Work to be completed: Omit all images. Write out the rest of the material exactly.

[Start Provided material]

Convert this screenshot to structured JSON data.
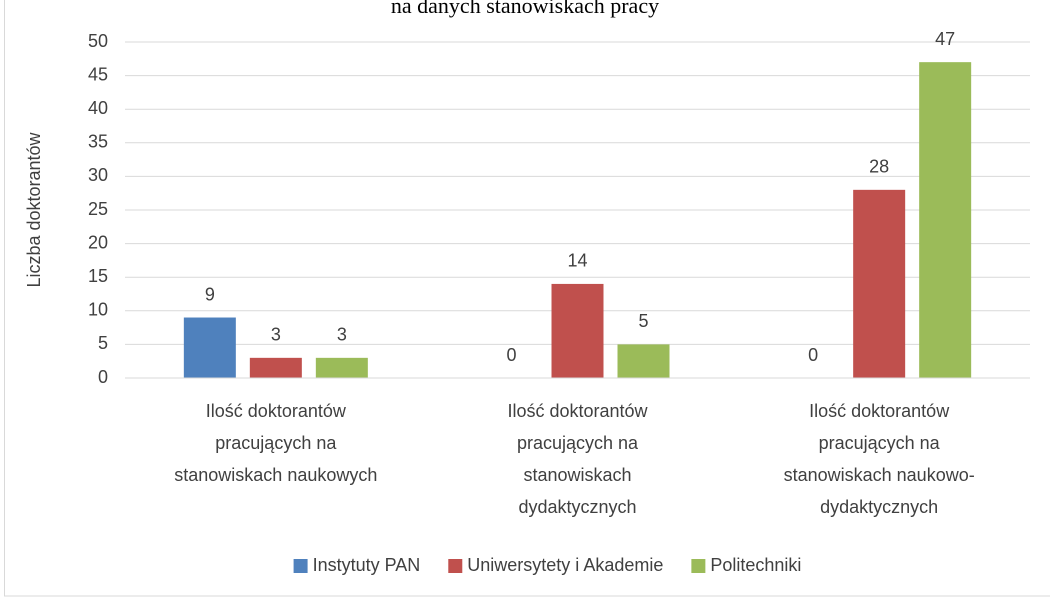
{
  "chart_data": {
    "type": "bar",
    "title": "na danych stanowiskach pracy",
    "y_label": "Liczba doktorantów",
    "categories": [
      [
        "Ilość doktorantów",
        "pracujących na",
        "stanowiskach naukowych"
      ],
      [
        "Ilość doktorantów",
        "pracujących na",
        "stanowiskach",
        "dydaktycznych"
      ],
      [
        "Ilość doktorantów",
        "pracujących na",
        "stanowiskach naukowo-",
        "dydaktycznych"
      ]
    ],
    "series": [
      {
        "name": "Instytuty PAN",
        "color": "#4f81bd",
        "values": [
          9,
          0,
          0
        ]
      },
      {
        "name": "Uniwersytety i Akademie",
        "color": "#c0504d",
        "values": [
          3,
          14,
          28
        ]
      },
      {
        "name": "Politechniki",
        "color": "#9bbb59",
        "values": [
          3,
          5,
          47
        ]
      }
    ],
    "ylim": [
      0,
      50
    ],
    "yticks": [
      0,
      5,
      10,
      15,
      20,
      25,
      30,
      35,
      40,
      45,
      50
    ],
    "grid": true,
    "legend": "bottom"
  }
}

[End Provided material]

Exercise result:
Convert this screenshot to structured JSON data.
{
  "chart_data": {
    "type": "bar",
    "title": "na danych stanowiskach pracy",
    "y_label": "Liczba doktorantów",
    "categories": [
      [
        "Ilość doktorantów",
        "pracujących na",
        "stanowiskach naukowych"
      ],
      [
        "Ilość doktorantów",
        "pracujących na",
        "stanowiskach",
        "dydaktycznych"
      ],
      [
        "Ilość doktorantów",
        "pracujących na",
        "stanowiskach naukowo-",
        "dydaktycznych"
      ]
    ],
    "series": [
      {
        "name": "Instytuty PAN",
        "color": "#4f81bd",
        "values": [
          9,
          0,
          0
        ]
      },
      {
        "name": "Uniwersytety i Akademie",
        "color": "#c0504d",
        "values": [
          3,
          14,
          28
        ]
      },
      {
        "name": "Politechniki",
        "color": "#9bbb59",
        "values": [
          3,
          5,
          47
        ]
      }
    ],
    "ylim": [
      0,
      50
    ],
    "yticks": [
      0,
      5,
      10,
      15,
      20,
      25,
      30,
      35,
      40,
      45,
      50
    ],
    "grid": true,
    "legend": "bottom"
  }
}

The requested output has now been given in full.